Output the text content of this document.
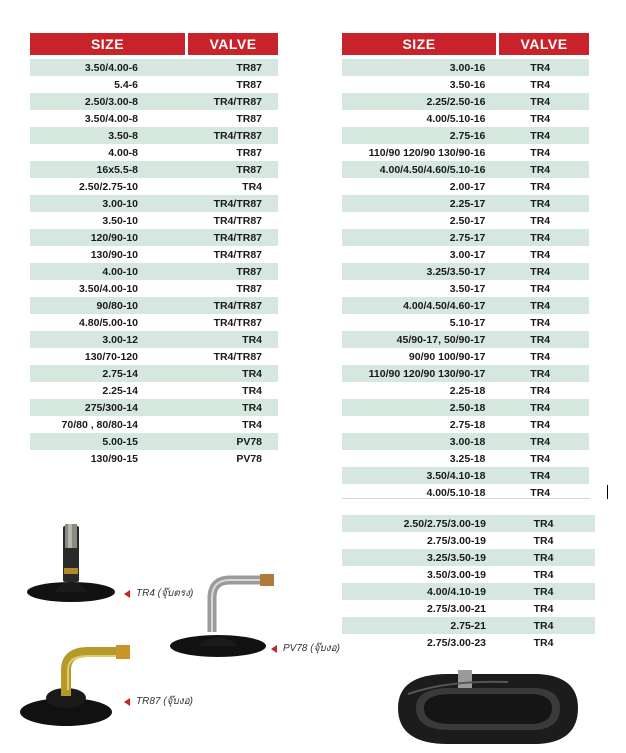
SIZE	VALVE
3.50/4.00-6	TR87
5.4-6	TR87
2.50/3.00-8	TR4/TR87
3.50/4.00-8	TR87
3.50-8	TR4/TR87
4.00-8	TR87
16x5.5-8	TR87
2.50/2.75-10	TR4
3.00-10	TR4/TR87
3.50-10	TR4/TR87
120/90-10	TR4/TR87
130/90-10	TR4/TR87
4.00-10	TR87
3.50/4.00-10	TR87
90/80-10	TR4/TR87
4.80/5.00-10	TR4/TR87
3.00-12	TR4
130/70-120	TR4/TR87
2.75-14	TR4
2.25-14	TR4
275/300-14	TR4
70/80 , 80/80-14	TR4
5.00-15	PV78
130/90-15	PV78
SIZE	VALVE
3.00-16	TR4
3.50-16	TR4
2.25/2.50-16	TR4
4.00/5.10-16	TR4
2.75-16	TR4
110/90 120/90 130/90-16	TR4
4.00/4.50/4.60/5.10-16	TR4
2.00-17	TR4
2.25-17	TR4
2.50-17	TR4
2.75-17	TR4
3.00-17	TR4
3.25/3.50-17	TR4
3.50-17	TR4
4.00/4.50/4.60-17	TR4
5.10-17	TR4
45/90-17, 50/90-17	TR4
90/90 100/90-17	TR4
110/90 120/90 130/90-17	TR4
2.25-18	TR4
2.50-18	TR4
2.75-18	TR4
3.00-18	TR4
3.25-18	TR4
3.50/4.10-18	TR4
4.00/5.10-18	TR4
2.50/2.75/3.00-19	TR4
2.75/3.00-19	TR4
3.25/3.50-19	TR4
3.50/3.00-19	TR4
4.00/4.10-19	TR4
2.75/3.00-21	TR4
2.75-21	TR4
2.75/3.00-23	TR4
TR4 (จุ๊บตรง)
PV78 (จุ๊บงอ)
TR87 (จุ๊บงอ)
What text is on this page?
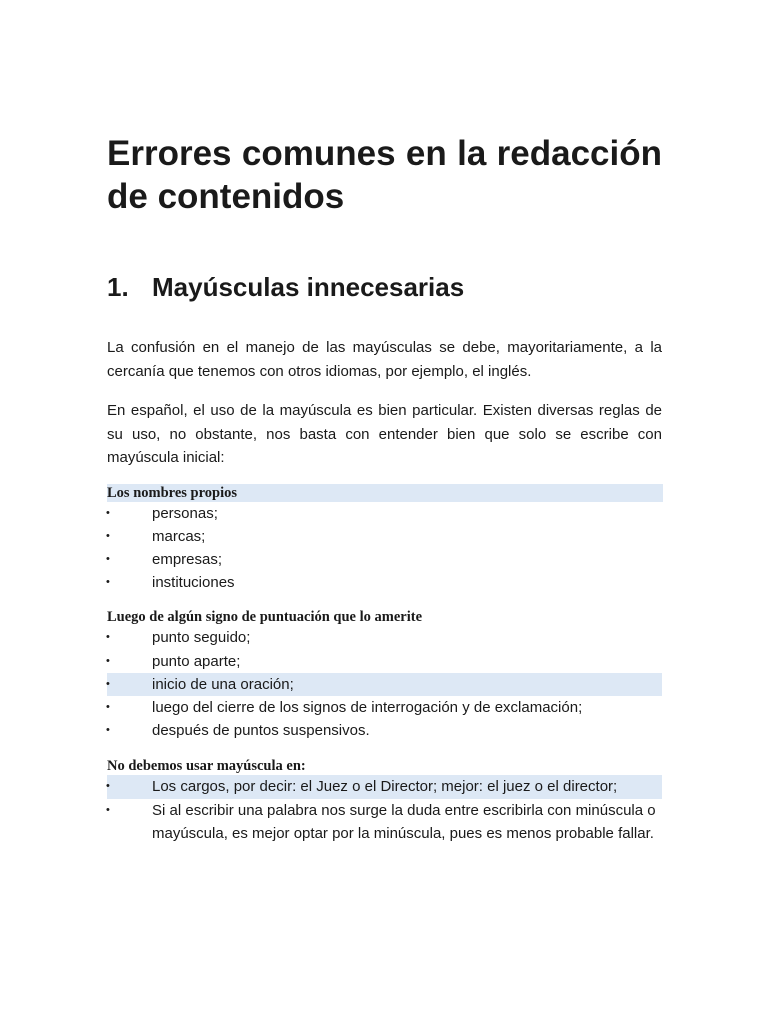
Errores comunes en la redacción de contenidos
1. Mayúsculas innecesarias

La confusión en el manejo de las mayúsculas se debe, mayoritariamente, a la cercanía que tenemos con otros idiomas, por ejemplo, el inglés.

En español, el uso de la mayúscula es bien particular. Existen diversas reglas de su uso, no obstante, nos basta con entender bien que solo se escribe con mayúscula inicial:

Los nombres propios

•	personas;
•	marcas;
•	empresas;
•	instituciones

Luego de algún signo de puntuación que lo amerite

•	punto seguido;
•	punto aparte;
•	inicio de una oración;
•	luego del cierre de los signos de interrogación y de exclamación;
•	después de puntos suspensivos.

No debemos usar mayúscula en:

•	Los cargos, por decir: el Juez o el Director; mejor: el juez o el director;
•	Si al escribir una palabra nos surge la duda entre escribirla con minúscula o mayúscula, es mejor optar por la minúscula, pues es menos probable fallar.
....
▸ **EXERCISE DETAILS**: Find every line that has "text" in it, then return those lines.

▸ **EXERCISE OUTPUT**:
Output the text content of this document.
What text is on this page?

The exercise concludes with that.